'''

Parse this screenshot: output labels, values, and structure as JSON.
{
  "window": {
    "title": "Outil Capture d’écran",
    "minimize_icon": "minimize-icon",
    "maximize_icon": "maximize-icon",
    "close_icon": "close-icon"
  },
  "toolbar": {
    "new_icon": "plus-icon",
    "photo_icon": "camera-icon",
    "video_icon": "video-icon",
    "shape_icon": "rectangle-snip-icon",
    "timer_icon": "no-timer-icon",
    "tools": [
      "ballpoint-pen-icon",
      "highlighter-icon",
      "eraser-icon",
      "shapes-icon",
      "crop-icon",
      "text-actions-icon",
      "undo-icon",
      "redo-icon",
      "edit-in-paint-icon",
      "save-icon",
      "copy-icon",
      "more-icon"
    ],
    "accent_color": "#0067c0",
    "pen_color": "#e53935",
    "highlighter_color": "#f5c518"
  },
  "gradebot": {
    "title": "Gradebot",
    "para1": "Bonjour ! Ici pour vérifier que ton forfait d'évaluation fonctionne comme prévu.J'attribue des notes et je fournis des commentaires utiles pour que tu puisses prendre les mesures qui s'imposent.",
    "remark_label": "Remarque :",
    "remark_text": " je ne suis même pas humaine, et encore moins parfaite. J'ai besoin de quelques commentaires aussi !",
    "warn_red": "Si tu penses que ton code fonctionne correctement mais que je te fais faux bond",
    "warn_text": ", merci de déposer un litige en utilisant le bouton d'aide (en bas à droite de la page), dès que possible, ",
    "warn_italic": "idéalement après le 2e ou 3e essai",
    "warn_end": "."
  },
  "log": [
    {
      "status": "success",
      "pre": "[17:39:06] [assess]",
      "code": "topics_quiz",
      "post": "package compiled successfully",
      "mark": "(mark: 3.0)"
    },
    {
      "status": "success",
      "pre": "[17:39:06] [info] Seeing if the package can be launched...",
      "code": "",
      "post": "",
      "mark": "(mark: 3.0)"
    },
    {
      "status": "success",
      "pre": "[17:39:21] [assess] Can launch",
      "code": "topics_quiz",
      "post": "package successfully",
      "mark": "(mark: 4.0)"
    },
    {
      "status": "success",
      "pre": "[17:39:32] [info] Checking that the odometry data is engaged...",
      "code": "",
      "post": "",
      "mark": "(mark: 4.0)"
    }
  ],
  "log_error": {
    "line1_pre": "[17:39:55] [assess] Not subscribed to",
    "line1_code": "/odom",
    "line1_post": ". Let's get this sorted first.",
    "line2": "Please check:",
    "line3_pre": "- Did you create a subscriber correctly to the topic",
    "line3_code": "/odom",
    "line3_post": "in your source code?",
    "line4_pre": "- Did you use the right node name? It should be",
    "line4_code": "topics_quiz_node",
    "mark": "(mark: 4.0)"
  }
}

'''

▸ **Problem details**
Write the whole listing out again. Keep every line exactly as it is.

▸ **Answer to this exercise**
Parse this screenshot: output labels, values, and structure as JSON.
{
  "window": {
    "title": "Outil Capture d’écran",
    "minimize_icon": "minimize-icon",
    "maximize_icon": "maximize-icon",
    "close_icon": "close-icon"
  },
  "toolbar": {
    "new_icon": "plus-icon",
    "photo_icon": "camera-icon",
    "video_icon": "video-icon",
    "shape_icon": "rectangle-snip-icon",
    "timer_icon": "no-timer-icon",
    "tools": [
      "ballpoint-pen-icon",
      "highlighter-icon",
      "eraser-icon",
      "shapes-icon",
      "crop-icon",
      "text-actions-icon",
      "undo-icon",
      "redo-icon",
      "edit-in-paint-icon",
      "save-icon",
      "copy-icon",
      "more-icon"
    ],
    "accent_color": "#0067c0",
    "pen_color": "#e53935",
    "highlighter_color": "#f5c518"
  },
  "gradebot": {
    "title": "Gradebot",
    "para1": "Bonjour ! Ici pour vérifier que ton forfait d'évaluation fonctionne comme prévu.J'attribue des notes et je fournis des commentaires utiles pour que tu puisses prendre les mesures qui s'imposent.",
    "remark_label": "Remarque :",
    "remark_text": " je ne suis même pas humaine, et encore moins parfaite. J'ai besoin de quelques commentaires aussi !",
    "warn_red": "Si tu penses que ton code fonctionne correctement mais que je te fais faux bond",
    "warn_text": ", merci de déposer un litige en utilisant le bouton d'aide (en bas à droite de la page), dès que possible, ",
    "warn_italic": "idéalement après le 2e ou 3e essai",
    "warn_end": "."
  },
  "log": [
    {
      "status": "success",
      "pre": "[17:39:06] [assess]",
      "code": "topics_quiz",
      "post": "package compiled successfully",
      "mark": "(mark: 3.0)"
    },
    {
      "status": "success",
      "pre": "[17:39:06] [info] Seeing if the package can be launched...",
      "code": "",
      "post": "",
      "mark": "(mark: 3.0)"
    },
    {
      "status": "success",
      "pre": "[17:39:21] [assess] Can launch",
      "code": "topics_quiz",
      "post": "package successfully",
      "mark": "(mark: 4.0)"
    },
    {
      "status": "success",
      "pre": "[17:39:32] [info] Checking that the odometry data is engaged...",
      "code": "",
      "post": "",
      "mark": "(mark: 4.0)"
    }
  ],
  "log_error": {
    "line1_pre": "[17:39:55] [assess] Not subscribed to",
    "line1_code": "/odom",
    "line1_post": ". Let's get this sorted first.",
    "line2": "Please check:",
    "line3_pre": "- Did you create a subscriber correctly to the topic",
    "line3_code": "/odom",
    "line3_post": "in your source code?",
    "line4_pre": "- Did you use the right node name? It should be",
    "line4_code": "topics_quiz_node",
    "mark": "(mark: 4.0)"
  }
}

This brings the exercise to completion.